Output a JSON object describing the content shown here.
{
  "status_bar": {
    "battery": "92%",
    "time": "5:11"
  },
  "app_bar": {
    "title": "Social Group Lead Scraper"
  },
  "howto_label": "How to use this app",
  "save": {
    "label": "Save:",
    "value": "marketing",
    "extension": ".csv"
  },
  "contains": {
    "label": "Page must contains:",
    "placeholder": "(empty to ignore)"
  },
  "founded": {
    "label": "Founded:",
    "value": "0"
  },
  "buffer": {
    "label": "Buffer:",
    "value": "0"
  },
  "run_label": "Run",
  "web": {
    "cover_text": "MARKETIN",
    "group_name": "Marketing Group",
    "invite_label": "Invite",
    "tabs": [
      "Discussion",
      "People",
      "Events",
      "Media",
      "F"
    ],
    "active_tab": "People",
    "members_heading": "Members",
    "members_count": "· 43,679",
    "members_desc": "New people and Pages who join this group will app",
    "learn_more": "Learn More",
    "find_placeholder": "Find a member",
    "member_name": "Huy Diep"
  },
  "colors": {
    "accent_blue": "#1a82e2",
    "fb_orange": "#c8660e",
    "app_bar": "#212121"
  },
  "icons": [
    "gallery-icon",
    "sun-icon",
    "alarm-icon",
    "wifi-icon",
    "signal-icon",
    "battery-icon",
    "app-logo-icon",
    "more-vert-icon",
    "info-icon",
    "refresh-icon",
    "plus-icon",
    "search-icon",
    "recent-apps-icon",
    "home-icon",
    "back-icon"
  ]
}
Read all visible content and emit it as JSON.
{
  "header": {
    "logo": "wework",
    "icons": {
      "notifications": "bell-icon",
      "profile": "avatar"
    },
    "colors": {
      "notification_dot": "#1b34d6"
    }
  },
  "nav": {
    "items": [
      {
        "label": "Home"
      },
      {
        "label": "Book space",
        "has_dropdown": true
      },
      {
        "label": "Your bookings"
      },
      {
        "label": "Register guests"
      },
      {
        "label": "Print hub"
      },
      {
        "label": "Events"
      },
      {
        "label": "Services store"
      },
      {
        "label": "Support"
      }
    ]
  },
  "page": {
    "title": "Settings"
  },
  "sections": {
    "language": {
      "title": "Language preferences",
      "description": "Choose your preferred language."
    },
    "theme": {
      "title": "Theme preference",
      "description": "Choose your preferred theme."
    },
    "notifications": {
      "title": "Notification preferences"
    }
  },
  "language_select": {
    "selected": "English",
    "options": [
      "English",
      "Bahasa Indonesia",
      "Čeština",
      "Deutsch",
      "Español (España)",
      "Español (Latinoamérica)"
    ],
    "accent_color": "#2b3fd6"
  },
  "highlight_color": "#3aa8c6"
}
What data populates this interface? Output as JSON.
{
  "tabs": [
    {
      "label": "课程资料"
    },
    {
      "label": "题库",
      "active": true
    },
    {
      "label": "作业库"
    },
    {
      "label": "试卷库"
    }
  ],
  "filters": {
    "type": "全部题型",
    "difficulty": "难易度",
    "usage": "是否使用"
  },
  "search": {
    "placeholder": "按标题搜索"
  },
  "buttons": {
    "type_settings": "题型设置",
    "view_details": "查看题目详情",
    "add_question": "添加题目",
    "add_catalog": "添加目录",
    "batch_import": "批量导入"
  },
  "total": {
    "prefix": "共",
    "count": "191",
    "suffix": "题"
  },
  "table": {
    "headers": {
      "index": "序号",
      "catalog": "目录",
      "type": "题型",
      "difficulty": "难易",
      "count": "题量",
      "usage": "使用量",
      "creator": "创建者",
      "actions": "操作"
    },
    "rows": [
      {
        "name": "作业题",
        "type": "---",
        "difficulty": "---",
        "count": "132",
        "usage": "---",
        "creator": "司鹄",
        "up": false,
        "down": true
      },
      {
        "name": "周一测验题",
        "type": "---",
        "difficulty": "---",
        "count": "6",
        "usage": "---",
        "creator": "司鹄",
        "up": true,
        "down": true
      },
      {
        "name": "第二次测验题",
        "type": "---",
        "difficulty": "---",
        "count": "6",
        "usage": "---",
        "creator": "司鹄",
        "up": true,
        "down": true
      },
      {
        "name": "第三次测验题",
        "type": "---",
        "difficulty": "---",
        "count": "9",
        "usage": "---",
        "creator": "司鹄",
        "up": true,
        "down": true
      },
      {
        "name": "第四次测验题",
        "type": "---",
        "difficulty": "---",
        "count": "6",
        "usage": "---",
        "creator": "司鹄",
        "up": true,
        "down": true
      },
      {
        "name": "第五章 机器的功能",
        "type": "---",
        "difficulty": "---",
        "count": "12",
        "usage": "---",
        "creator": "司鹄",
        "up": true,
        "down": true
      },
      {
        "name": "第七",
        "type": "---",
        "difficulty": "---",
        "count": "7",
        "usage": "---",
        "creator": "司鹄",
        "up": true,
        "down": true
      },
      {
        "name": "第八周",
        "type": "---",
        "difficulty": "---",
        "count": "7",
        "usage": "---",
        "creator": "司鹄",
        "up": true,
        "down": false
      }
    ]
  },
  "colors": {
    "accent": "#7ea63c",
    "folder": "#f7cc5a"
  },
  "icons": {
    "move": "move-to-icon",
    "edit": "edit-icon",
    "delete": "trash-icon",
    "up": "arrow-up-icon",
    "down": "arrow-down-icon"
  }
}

SET TASK.
Return all of the entries exactly as they were supplied.

OUTPUT FOR THIS EXERCISE.
Output a JSON object describing the content shown here.
{
  "status_bar": {
    "battery": "92%",
    "time": "5:11"
  },
  "app_bar": {
    "title": "Social Group Lead Scraper"
  },
  "howto_label": "How to use this app",
  "save": {
    "label": "Save:",
    "value": "marketing",
    "extension": ".csv"
  },
  "contains": {
    "label": "Page must contains:",
    "placeholder": "(empty to ignore)"
  },
  "founded": {
    "label": "Founded:",
    "value": "0"
  },
  "buffer": {
    "label": "Buffer:",
    "value": "0"
  },
  "run_label": "Run",
  "web": {
    "cover_text": "MARKETIN",
    "group_name": "Marketing Group",
    "invite_label": "Invite",
    "tabs": [
      "Discussion",
      "People",
      "Events",
      "Media",
      "F"
    ],
    "active_tab": "People",
    "members_heading": "Members",
    "members_count": "· 43,679",
    "members_desc": "New people and Pages who join this group will app",
    "learn_more": "Learn More",
    "find_placeholder": "Find a member",
    "member_name": "Huy Diep"
  },
  "colors": {
    "accent_blue": "#1a82e2",
    "fb_orange": "#c8660e",
    "app_bar": "#212121"
  },
  "icons": [
    "gallery-icon",
    "sun-icon",
    "alarm-icon",
    "wifi-icon",
    "signal-icon",
    "battery-icon",
    "app-logo-icon",
    "more-vert-icon",
    "info-icon",
    "refresh-icon",
    "plus-icon",
    "search-icon",
    "recent-apps-icon",
    "home-icon",
    "back-icon"
  ]
}
Read all visible content and emit it as JSON.
{
  "header": {
    "logo": "wework",
    "icons": {
      "notifications": "bell-icon",
      "profile": "avatar"
    },
    "colors": {
      "notification_dot": "#1b34d6"
    }
  },
  "nav": {
    "items": [
      {
        "label": "Home"
      },
      {
        "label": "Book space",
        "has_dropdown": true
      },
      {
        "label": "Your bookings"
      },
      {
        "label": "Register guests"
      },
      {
        "label": "Print hub"
      },
      {
        "label": "Events"
      },
      {
        "label": "Services store"
      },
      {
        "label": "Support"
      }
    ]
  },
  "page": {
    "title": "Settings"
  },
  "sections": {
    "language": {
      "title": "Language preferences",
      "description": "Choose your preferred language."
    },
    "theme": {
      "title": "Theme preference",
      "description": "Choose your preferred theme."
    },
    "notifications": {
      "title": "Notification preferences"
    }
  },
  "language_select": {
    "selected": "English",
    "options": [
      "English",
      "Bahasa Indonesia",
      "Čeština",
      "Deutsch",
      "Español (España)",
      "Español (Latinoamérica)"
    ],
    "accent_color": "#2b3fd6"
  },
  "highlight_color": "#3aa8c6"
}
What data populates this interface? Output as JSON.
{
  "tabs": [
    {
      "label": "课程资料"
    },
    {
      "label": "题库",
      "active": true
    },
    {
      "label": "作业库"
    },
    {
      "label": "试卷库"
    }
  ],
  "filters": {
    "type": "全部题型",
    "difficulty": "难易度",
    "usage": "是否使用"
  },
  "search": {
    "placeholder": "按标题搜索"
  },
  "buttons": {
    "type_settings": "题型设置",
    "view_details": "查看题目详情",
    "add_question": "添加题目",
    "add_catalog": "添加目录",
    "batch_import": "批量导入"
  },
  "total": {
    "prefix": "共",
    "count": "191",
    "suffix": "题"
  },
  "table": {
    "headers": {
      "index": "序号",
      "catalog": "目录",
      "type": "题型",
      "difficulty": "难易",
      "count": "题量",
      "usage": "使用量",
      "creator": "创建者",
      "actions": "操作"
    },
    "rows": [
      {
        "name": "作业题",
        "type": "---",
        "difficulty": "---",
        "count": "132",
        "usage": "---",
        "creator": "司鹄",
        "up": false,
        "down": true
      },
      {
        "name": "周一测验题",
        "type": "---",
        "difficulty": "---",
        "count": "6",
        "usage": "---",
        "creator": "司鹄",
        "up": true,
        "down": true
      },
      {
        "name": "第二次测验题",
        "type": "---",
        "difficulty": "---",
        "count": "6",
        "usage": "---",
        "creator": "司鹄",
        "up": true,
        "down": true
      },
      {
        "name": "第三次测验题",
        "type": "---",
        "difficulty": "---",
        "count": "9",
        "usage": "---",
        "creator": "司鹄",
        "up": true,
        "down": true
      },
      {
        "name": "第四次测验题",
        "type": "---",
        "difficulty": "---",
        "count": "6",
        "usage": "---",
        "creator": "司鹄",
        "up": true,
        "down": true
      },
      {
        "name": "第五章 机器的功能",
        "type": "---",
        "difficulty": "---",
        "count": "12",
        "usage": "---",
        "creator": "司鹄",
        "up": true,
        "down": true
      },
      {
        "name": "第七",
        "type": "---",
        "difficulty": "---",
        "count": "7",
        "usage": "---",
        "creator": "司鹄",
        "up": true,
        "down": true
      },
      {
        "name": "第八周",
        "type": "---",
        "difficulty": "---",
        "count": "7",
        "usage": "---",
        "creator": "司鹄",
        "up": true,
        "down": false
      }
    ]
  },
  "colors": {
    "accent": "#7ea63c",
    "folder": "#f7cc5a"
  },
  "icons": {
    "move": "move-to-icon",
    "edit": "edit-icon",
    "delete": "trash-icon",
    "up": "arrow-up-icon",
    "down": "arrow-down-icon"
  }
}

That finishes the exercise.